**Instructions for the task**:
Please list every line of the data below that contains the string "watermark", copying each line in full.

**Spatial layout data**:

=-=-=-=-=

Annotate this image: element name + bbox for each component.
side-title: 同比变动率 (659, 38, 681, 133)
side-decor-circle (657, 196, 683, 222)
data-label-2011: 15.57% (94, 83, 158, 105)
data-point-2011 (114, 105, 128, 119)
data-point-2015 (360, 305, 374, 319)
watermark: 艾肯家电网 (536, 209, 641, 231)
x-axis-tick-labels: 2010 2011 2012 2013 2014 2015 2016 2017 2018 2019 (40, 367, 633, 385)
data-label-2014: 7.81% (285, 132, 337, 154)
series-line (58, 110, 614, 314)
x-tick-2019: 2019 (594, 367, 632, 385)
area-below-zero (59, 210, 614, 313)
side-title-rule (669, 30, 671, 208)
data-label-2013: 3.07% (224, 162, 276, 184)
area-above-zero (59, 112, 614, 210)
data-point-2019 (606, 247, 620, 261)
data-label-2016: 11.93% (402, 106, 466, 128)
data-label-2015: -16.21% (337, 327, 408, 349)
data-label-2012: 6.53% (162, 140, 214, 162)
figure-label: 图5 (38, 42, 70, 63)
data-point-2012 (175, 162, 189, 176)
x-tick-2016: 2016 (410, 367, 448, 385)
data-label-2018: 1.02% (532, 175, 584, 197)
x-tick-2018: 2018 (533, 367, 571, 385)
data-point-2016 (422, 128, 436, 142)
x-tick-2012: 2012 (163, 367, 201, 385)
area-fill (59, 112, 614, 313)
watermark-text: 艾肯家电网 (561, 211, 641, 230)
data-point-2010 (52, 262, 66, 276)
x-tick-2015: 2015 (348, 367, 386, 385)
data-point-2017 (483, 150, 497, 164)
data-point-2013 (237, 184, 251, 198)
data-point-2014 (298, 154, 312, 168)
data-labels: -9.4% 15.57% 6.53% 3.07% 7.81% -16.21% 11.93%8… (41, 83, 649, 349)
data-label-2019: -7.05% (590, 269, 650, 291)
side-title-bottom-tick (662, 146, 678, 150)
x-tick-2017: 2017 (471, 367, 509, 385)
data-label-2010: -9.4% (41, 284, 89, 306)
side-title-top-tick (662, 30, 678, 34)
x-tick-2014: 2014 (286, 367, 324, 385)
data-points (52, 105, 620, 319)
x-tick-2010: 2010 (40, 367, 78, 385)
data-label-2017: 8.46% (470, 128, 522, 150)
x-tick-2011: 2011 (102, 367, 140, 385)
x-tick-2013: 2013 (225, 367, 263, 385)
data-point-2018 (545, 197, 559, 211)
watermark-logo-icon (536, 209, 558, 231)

=-=-=-=-=

**Expected answer**:
watermark: 艾肯家电网 (536, 209, 641, 231)
watermark-text: 艾肯家电网 (561, 211, 641, 230)
watermark-logo-icon (536, 209, 558, 231)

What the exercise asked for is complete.